PROBLEM TO SOLVE: Find each line holding the word "Perbost" and give the total alone.
╔══
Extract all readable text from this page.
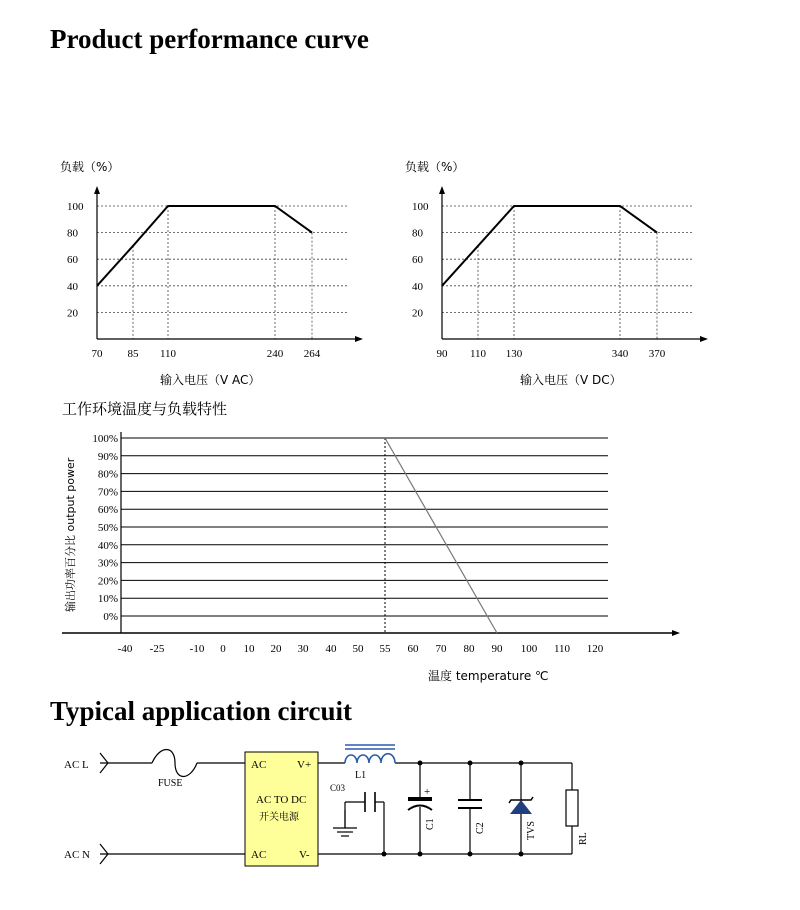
Product performance curve
Typical application circuit
负载（%）
20
40
60
80
100
70 85 110	240 264
输入电压（V AC）
负载（%）
20
40
60
80
100
90 110 130	340 370
输入电压（V DC）
工作环境温度与负载特性
100%
90%
80%
70%
60%
50%
40%
30%
20%
10%
0%
输出功率百分比 output power
-40 -25 -10 0 10 20 30 40 50 55 60 70 80 90 100 110 120
温度 temperature ℃
+
AC L
AC N
FUSE
AC	V+
AC TO DC
开关电源
AC	V-
L1
C03
C1	C2	TVS	RL
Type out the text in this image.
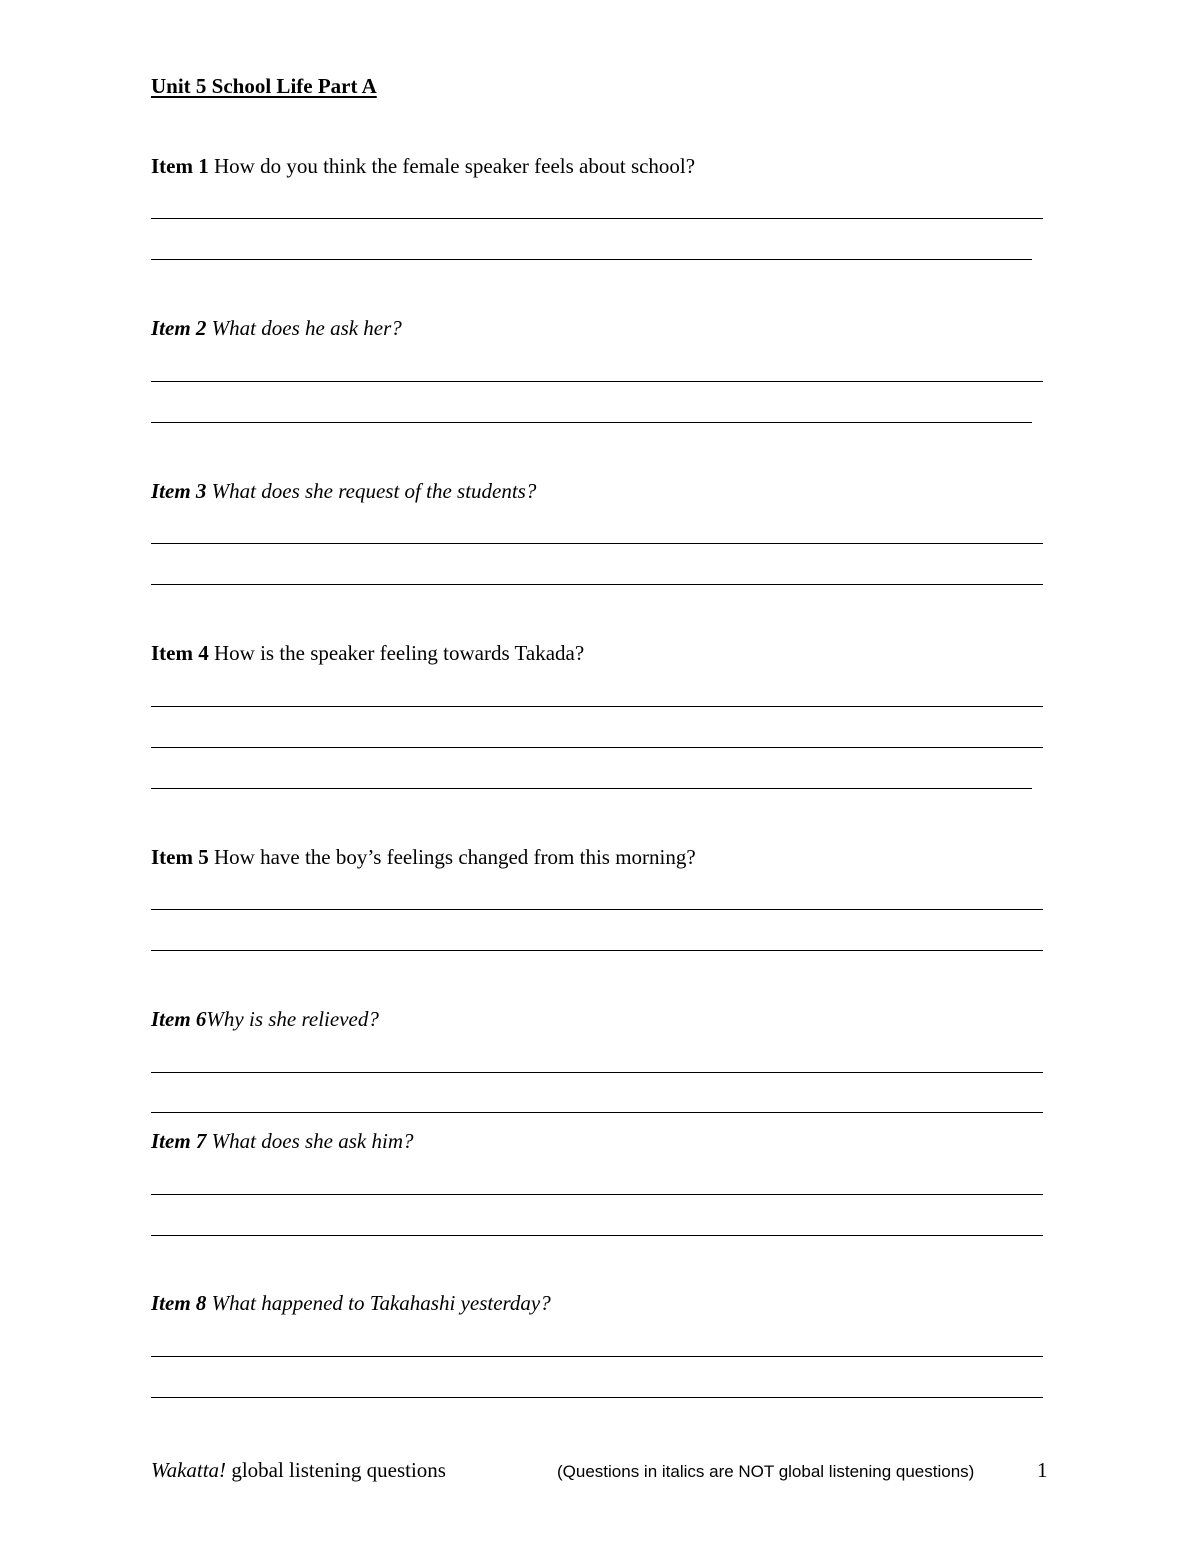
Unit 5 School Life Part A

Item 1 How do you think the female speaker feels about school?

Item 2 What does he ask her?

Item 3 What does she request of the students?

Item 4 How is the speaker feeling towards Takada?

Item 5 How have the boy’s feelings changed from this morning?

Item 6Why is she relieved?

Item 7 What does she ask him?

Item 8 What happened to Takahashi yesterday?

Wakatta! global listening questions	(Questions in italics are NOT global listening questions)	1
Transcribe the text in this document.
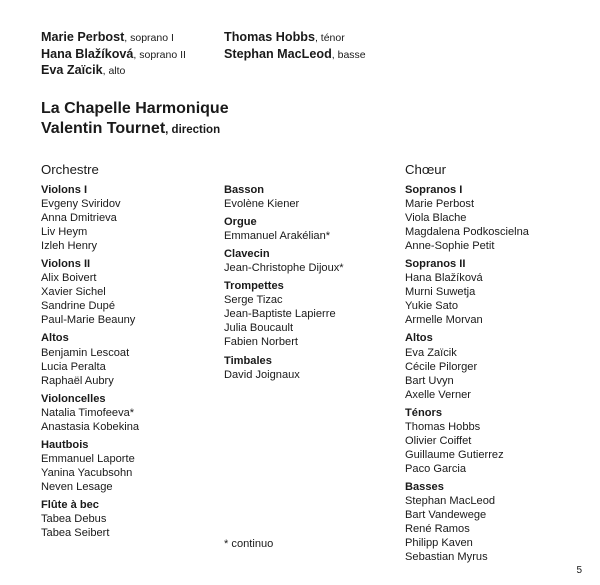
Marie Perbost, soprano I
Hana Blažíková, soprano II
Eva Zaïcik, alto
Thomas Hobbs, ténor
Stephan MacLeod, basse
La Chapelle Harmonique
Valentin Tournet, direction
Orchestre
Violons I
Evgeny Sviridov
Anna Dmitrieva
Liv Heym
Izleh Henry
Violons II
Alix Boivert
Xavier Sichel
Sandrine Dupé
Paul-Marie Beauny
Altos
Benjamin Lescoat
Lucia Peralta
Raphaël Aubry
Violoncelles
Natalia Timofeeva*
Anastasia Kobekina
Hautbois
Emmanuel Laporte
Yanina Yacubsohn
Neven Lesage
Flûte à bec
Tabea Debus
Tabea Seibert
Basson
Evolène Kiener
Orgue
Emmanuel Arakélian*
Clavecin
Jean-Christophe Dijoux*
Trompettes
Serge Tizac
Jean-Baptiste Lapierre
Julia Boucault
Fabien Norbert
Timbales
David Joignaux
Chœur
Sopranos I
Marie Perbost
Viola Blache
Magdalena Podkoscielna
Anne-Sophie Petit
Sopranos II
Hana Blažíková
Murni Suwetja
Yukie Sato
Armelle Morvan
Altos
Eva Zaïcik
Cécile Pilorger
Bart Uvyn
Axelle Verner
Ténors
Thomas Hobbs
Olivier Coiffet
Guillaume Gutierrez
Paco Garcia
Basses
Stephan MacLeod
Bart Vandewege
René Ramos
Philipp Kaven
Sebastian Myrus
* continuo
5
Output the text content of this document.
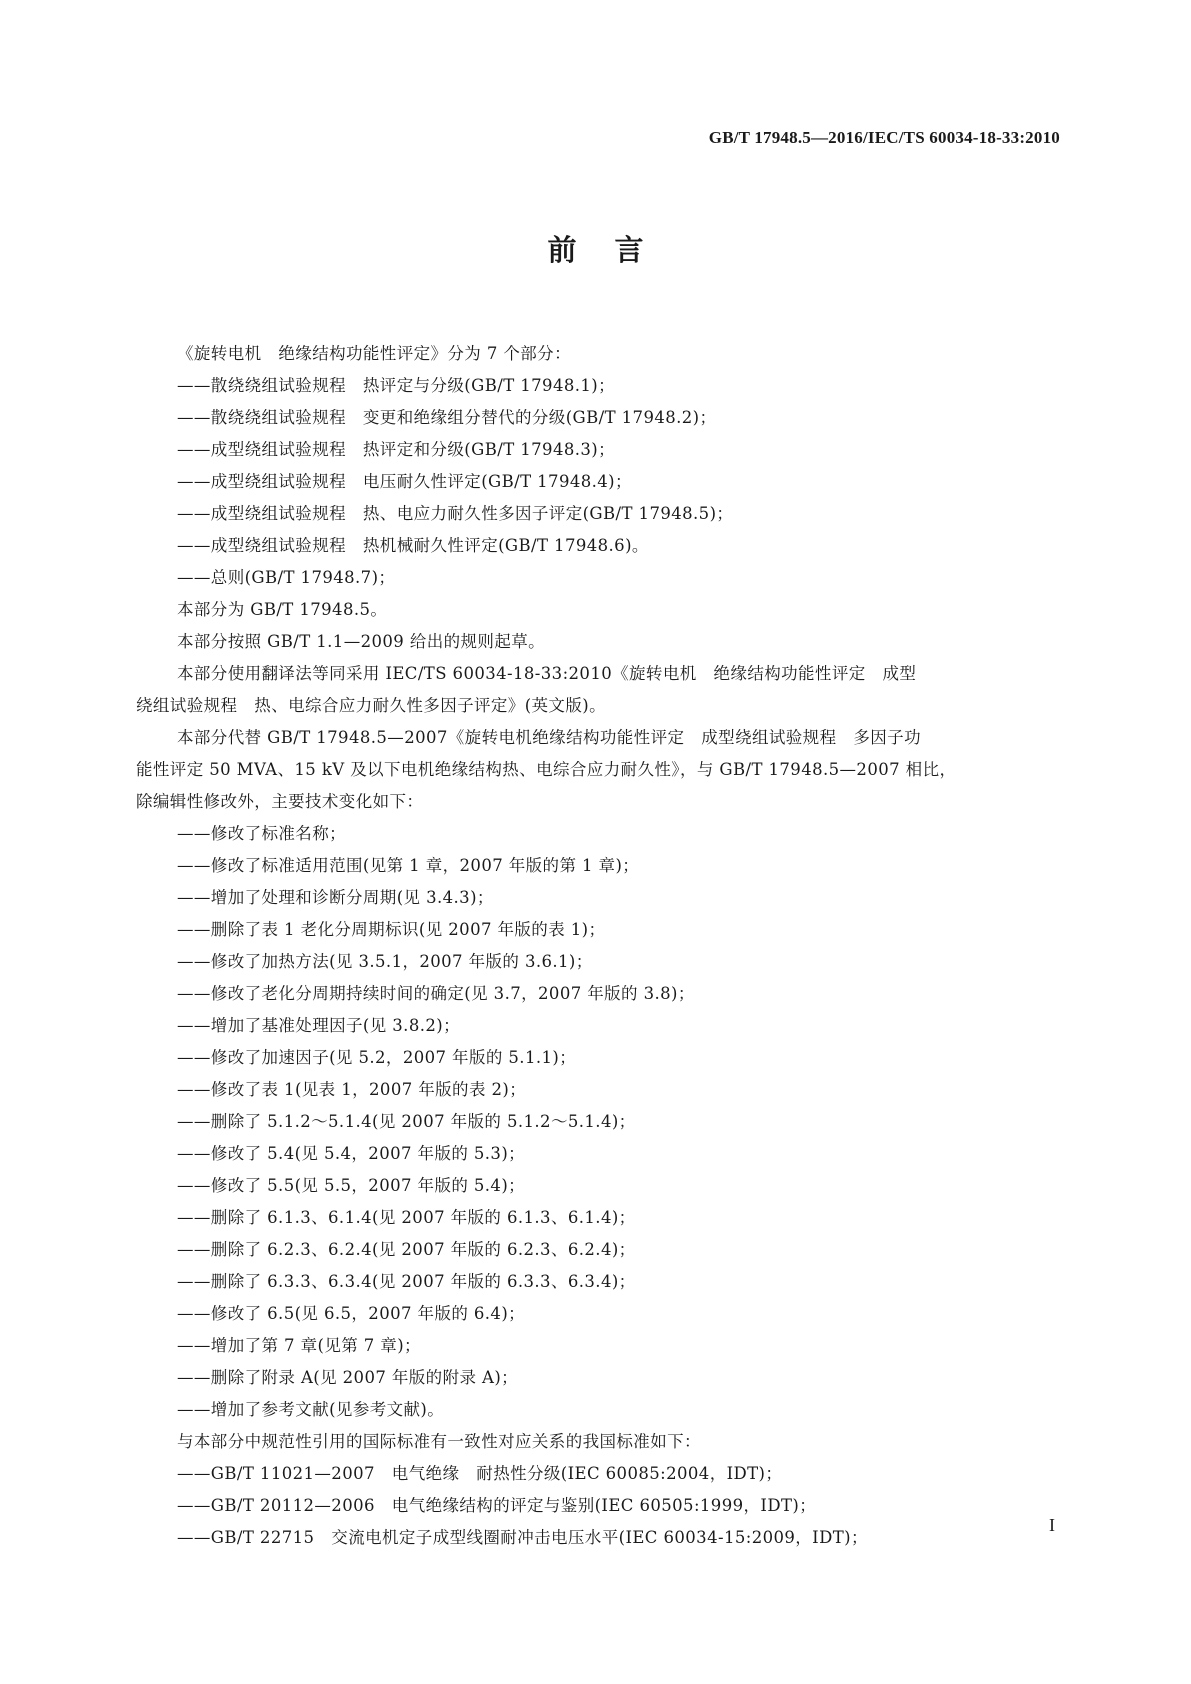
GB/T 17948.5—2016/IEC/TS 60034-18-33:2010
前言

《旋转电机　绝缘结构功能性评定》分为 7 个部分：

——散绕绕组试验规程　热评定与分级(GB/T 17948.1)；

——散绕绕组试验规程　变更和绝缘组分替代的分级(GB/T 17948.2)；

——成型绕组试验规程　热评定和分级(GB/T 17948.3)；

——成型绕组试验规程　电压耐久性评定(GB/T 17948.4)；

——成型绕组试验规程　热、电应力耐久性多因子评定(GB/T 17948.5)；

——成型绕组试验规程　热机械耐久性评定(GB/T 17948.6)。

——总则(GB/T 17948.7)；

本部分为 GB/T 17948.5。

本部分按照 GB/T 1.1—2009 给出的规则起草。

本部分使用翻译法等同采用 IEC/TS 60034-18-33:2010《旋转电机　绝缘结构功能性评定　成型

绕组试验规程　热、电综合应力耐久性多因子评定》(英文版)。

本部分代替 GB/T 17948.5—2007《旋转电机绝缘结构功能性评定　成型绕组试验规程　多因子功

能性评定 50 MVA、15 kV 及以下电机绝缘结构热、电综合应力耐久性》，与 GB/T 17948.5—2007 相比，

除编辑性修改外，主要技术变化如下：

——修改了标准名称；

——修改了标准适用范围(见第 1 章，2007 年版的第 1 章)；

——增加了处理和诊断分周期(见 3.4.3)；

——删除了表 1 老化分周期标识(见 2007 年版的表 1)；

——修改了加热方法(见 3.5.1，2007 年版的 3.6.1)；

——修改了老化分周期持续时间的确定(见 3.7，2007 年版的 3.8)；

——增加了基准处理因子(见 3.8.2)；

——修改了加速因子(见 5.2，2007 年版的 5.1.1)；

——修改了表 1(见表 1，2007 年版的表 2)；

——删除了 5.1.2～5.1.4(见 2007 年版的 5.1.2～5.1.4)；

——修改了 5.4(见 5.4，2007 年版的 5.3)；

——修改了 5.5(见 5.5，2007 年版的 5.4)；

——删除了 6.1.3、6.1.4(见 2007 年版的 6.1.3、6.1.4)；

——删除了 6.2.3、6.2.4(见 2007 年版的 6.2.3、6.2.4)；

——删除了 6.3.3、6.3.4(见 2007 年版的 6.3.3、6.3.4)；

——修改了 6.5(见 6.5，2007 年版的 6.4)；

——增加了第 7 章(见第 7 章)；

——删除了附录 A(见 2007 年版的附录 A)；

——增加了参考文献(见参考文献)。

与本部分中规范性引用的国际标准有一致性对应关系的我国标准如下：

——GB/T 11021—2007　电气绝缘　耐热性分级(IEC 60085:2004，IDT)；

——GB/T 20112—2006　电气绝缘结构的评定与鉴别(IEC 60505:1999，IDT)；

——GB/T 22715　交流电机定子成型线圈耐冲击电压水平(IEC 60034-15:2009，IDT)；

I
╚══
PROBLEM SOLUTION: 2